OBJECTIVE:
From the listing below, extract each entry exactly as written, minus the images.

DATASET EXCERPTS:

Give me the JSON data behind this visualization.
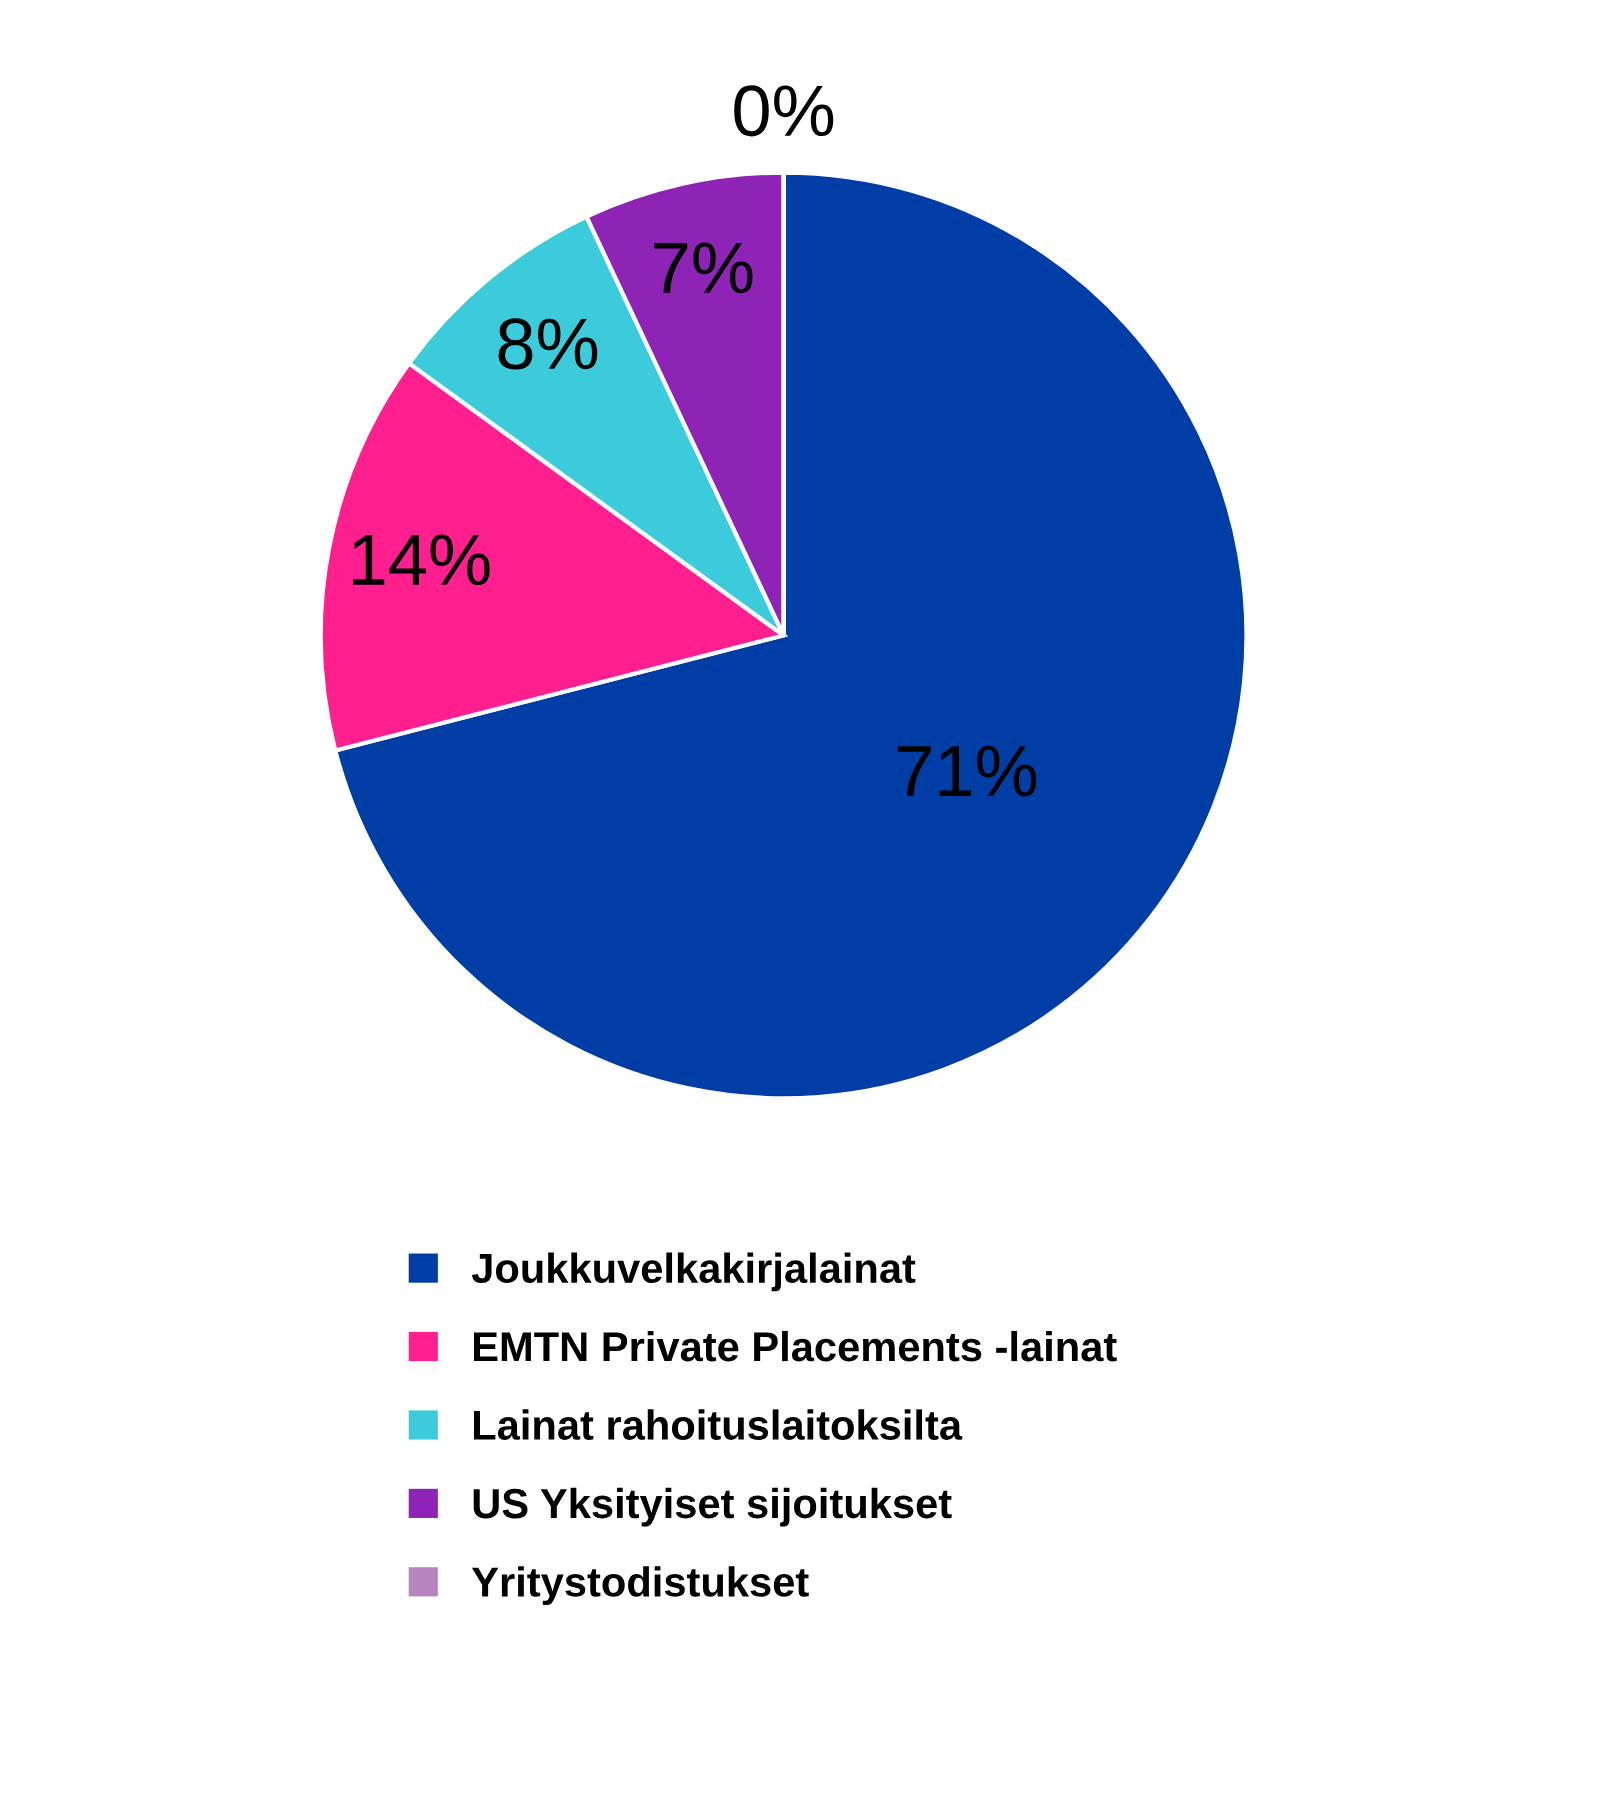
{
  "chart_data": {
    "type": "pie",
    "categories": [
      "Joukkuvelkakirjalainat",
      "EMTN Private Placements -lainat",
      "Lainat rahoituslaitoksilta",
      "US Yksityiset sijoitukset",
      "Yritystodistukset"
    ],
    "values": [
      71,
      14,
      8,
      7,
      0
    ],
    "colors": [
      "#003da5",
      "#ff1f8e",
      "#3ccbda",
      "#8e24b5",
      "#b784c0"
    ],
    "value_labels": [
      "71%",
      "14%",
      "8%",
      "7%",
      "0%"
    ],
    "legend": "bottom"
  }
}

SOLUTION FOR THIS TASK:
Give me the JSON data behind this visualization.
{
  "chart_data": {
    "type": "pie",
    "categories": [
      "Joukkuvelkakirjalainat",
      "EMTN Private Placements -lainat",
      "Lainat rahoituslaitoksilta",
      "US Yksityiset sijoitukset",
      "Yritystodistukset"
    ],
    "values": [
      71,
      14,
      8,
      7,
      0
    ],
    "colors": [
      "#003da5",
      "#ff1f8e",
      "#3ccbda",
      "#8e24b5",
      "#b784c0"
    ],
    "value_labels": [
      "71%",
      "14%",
      "8%",
      "7%",
      "0%"
    ],
    "legend": "bottom"
  }
}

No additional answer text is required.